• [Instruction]: Reproduce the rows below word for word, starting from the first one and stopping after the line that contains "line-number: 5 [437, 204, 444, 218]".

■ ■ ■ ■ ■

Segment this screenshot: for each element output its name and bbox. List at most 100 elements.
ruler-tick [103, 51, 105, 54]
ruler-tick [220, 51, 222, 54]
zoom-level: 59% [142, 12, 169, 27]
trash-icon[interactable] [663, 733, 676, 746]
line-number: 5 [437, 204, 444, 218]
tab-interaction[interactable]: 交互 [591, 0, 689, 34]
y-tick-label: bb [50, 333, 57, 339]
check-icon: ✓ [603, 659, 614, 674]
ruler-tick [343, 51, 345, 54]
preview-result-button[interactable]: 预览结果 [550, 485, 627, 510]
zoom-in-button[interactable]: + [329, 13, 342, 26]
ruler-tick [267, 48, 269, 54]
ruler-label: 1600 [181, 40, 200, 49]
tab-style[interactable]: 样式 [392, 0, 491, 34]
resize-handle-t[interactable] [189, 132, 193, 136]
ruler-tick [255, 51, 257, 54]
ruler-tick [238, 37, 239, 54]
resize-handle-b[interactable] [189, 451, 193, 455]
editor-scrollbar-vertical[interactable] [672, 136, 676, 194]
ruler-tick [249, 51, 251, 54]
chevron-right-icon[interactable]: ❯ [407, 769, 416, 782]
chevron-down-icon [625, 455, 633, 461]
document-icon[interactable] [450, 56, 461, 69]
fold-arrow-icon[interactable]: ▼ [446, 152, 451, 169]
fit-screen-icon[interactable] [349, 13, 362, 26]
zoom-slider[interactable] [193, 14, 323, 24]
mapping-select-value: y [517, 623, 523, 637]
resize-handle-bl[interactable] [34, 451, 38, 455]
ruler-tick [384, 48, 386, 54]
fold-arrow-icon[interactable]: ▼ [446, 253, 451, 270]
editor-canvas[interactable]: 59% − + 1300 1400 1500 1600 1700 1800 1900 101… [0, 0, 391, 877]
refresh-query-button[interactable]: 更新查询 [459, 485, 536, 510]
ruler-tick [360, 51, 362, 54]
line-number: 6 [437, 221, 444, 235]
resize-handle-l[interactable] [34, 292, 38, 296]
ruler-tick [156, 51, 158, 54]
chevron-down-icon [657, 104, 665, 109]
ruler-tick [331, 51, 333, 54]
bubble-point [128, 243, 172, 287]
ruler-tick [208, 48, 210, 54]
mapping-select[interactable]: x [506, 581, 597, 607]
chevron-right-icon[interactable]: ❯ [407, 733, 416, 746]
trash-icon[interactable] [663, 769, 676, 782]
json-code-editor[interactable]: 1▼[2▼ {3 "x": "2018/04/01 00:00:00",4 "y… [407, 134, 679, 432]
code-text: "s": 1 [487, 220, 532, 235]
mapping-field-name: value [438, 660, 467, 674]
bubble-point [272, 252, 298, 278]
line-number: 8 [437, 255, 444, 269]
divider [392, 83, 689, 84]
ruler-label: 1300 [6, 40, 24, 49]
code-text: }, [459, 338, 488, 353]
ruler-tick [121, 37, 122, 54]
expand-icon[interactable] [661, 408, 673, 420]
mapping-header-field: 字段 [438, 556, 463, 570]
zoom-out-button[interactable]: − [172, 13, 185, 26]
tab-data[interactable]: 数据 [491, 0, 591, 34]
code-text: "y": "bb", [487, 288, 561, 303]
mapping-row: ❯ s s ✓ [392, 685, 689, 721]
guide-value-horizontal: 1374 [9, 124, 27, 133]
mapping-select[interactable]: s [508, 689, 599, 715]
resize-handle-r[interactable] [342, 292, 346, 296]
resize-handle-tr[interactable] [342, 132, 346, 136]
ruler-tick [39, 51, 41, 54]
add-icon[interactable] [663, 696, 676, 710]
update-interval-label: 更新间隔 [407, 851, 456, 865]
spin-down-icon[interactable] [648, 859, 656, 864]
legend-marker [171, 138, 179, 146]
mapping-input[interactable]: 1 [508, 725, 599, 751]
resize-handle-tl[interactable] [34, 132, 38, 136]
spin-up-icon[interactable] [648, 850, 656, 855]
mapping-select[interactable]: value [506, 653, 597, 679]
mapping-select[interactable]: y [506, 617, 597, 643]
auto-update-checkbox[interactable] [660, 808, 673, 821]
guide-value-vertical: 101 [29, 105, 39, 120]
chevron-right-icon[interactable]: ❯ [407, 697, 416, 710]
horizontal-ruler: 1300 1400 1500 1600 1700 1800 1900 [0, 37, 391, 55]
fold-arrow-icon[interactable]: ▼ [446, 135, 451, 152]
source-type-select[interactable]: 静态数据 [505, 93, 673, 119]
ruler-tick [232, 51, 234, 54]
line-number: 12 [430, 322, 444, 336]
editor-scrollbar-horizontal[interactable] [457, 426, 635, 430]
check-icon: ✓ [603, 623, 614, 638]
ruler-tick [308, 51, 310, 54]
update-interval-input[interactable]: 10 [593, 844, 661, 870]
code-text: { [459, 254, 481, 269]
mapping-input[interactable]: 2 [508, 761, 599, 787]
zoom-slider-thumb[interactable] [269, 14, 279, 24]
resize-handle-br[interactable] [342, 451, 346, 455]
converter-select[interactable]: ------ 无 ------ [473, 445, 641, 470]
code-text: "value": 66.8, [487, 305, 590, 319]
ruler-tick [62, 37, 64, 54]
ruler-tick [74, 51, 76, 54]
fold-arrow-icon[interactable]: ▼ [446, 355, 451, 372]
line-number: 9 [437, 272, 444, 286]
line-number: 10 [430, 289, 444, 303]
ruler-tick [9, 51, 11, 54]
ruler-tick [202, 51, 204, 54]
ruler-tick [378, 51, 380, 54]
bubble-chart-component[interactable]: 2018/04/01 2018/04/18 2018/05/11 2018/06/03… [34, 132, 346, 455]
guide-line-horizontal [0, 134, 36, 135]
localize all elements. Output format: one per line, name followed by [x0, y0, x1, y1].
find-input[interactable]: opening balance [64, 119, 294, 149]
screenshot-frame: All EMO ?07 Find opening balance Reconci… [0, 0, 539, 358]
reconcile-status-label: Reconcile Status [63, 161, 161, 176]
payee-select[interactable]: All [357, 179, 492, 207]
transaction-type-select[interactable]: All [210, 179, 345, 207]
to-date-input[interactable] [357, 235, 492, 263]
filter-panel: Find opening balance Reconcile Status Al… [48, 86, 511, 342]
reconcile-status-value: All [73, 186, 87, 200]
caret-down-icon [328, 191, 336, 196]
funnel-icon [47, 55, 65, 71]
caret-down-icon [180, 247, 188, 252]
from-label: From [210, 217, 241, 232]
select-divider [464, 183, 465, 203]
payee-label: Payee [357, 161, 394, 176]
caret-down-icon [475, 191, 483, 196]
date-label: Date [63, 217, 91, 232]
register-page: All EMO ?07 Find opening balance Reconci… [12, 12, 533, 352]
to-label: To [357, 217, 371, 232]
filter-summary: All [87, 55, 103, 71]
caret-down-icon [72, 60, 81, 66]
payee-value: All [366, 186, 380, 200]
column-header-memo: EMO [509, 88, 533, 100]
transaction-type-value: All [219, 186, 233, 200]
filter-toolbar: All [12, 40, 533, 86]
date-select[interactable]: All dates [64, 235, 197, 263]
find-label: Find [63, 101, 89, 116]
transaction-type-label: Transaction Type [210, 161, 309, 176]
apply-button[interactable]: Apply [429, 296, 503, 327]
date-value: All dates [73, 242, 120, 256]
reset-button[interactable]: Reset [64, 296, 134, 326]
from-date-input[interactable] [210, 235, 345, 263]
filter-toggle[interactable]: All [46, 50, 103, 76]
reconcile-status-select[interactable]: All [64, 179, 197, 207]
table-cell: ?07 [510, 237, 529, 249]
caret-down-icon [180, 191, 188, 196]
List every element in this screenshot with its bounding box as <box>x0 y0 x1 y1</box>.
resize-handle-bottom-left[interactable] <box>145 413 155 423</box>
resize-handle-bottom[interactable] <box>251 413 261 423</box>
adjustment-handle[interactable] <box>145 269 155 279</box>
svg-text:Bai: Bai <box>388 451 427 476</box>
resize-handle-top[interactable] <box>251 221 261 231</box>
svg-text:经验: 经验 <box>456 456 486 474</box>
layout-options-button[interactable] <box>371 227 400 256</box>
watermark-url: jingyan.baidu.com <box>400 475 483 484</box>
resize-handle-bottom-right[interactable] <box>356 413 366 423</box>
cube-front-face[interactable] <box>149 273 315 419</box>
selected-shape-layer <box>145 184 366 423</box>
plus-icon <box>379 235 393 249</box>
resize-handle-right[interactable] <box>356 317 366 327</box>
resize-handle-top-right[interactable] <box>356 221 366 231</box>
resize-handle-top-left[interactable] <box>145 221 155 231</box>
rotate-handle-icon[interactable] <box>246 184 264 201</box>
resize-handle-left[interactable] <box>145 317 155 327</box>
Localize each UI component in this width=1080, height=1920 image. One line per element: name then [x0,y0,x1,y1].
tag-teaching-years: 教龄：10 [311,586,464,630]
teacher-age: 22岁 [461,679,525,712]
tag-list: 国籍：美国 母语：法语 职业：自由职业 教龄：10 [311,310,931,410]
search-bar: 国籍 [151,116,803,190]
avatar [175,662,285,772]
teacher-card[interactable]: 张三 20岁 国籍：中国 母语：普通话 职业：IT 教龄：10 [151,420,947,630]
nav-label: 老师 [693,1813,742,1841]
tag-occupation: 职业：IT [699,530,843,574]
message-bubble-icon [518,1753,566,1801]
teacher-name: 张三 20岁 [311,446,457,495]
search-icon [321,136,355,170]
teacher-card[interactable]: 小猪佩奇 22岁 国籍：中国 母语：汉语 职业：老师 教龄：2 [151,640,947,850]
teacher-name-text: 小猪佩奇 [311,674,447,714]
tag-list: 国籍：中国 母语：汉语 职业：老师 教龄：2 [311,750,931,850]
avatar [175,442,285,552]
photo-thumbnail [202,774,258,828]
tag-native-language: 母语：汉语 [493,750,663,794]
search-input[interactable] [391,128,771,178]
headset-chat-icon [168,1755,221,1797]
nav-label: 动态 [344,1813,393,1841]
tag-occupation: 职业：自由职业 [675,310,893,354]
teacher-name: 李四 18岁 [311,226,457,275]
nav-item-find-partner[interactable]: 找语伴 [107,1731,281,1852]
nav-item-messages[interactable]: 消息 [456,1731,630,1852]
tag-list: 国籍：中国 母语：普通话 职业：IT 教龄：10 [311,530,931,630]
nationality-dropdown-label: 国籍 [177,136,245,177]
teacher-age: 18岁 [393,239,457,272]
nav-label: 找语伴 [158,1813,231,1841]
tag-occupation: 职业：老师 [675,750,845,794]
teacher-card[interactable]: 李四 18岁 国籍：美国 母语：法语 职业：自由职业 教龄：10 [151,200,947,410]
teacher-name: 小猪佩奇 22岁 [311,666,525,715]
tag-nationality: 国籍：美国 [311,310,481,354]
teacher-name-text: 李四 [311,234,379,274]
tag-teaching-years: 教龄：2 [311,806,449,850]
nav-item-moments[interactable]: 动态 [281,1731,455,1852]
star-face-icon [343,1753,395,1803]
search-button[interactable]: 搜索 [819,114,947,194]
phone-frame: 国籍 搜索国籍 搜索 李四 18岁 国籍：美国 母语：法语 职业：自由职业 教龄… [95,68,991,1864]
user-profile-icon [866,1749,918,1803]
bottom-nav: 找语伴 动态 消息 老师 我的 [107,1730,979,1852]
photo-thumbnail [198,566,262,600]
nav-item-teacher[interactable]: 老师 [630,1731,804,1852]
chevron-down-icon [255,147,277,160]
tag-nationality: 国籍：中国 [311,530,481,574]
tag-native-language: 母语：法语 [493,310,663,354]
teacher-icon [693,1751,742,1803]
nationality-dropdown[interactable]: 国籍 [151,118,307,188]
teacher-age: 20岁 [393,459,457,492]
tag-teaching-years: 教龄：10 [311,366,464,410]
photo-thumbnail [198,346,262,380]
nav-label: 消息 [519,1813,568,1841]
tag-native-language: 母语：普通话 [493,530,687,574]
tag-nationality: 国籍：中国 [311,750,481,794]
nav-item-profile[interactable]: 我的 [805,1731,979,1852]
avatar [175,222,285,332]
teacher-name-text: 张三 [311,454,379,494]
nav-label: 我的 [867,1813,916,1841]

■ ■ ■ ■ ■

• [Written answer]:
Segment this screenshot: for each element output its name and bbox. List at most 100 elements.
ruler-tick [103, 51, 105, 54]
ruler-tick [220, 51, 222, 54]
zoom-level: 59% [142, 12, 169, 27]
trash-icon[interactable] [663, 733, 676, 746]
line-number: 5 [437, 204, 444, 218]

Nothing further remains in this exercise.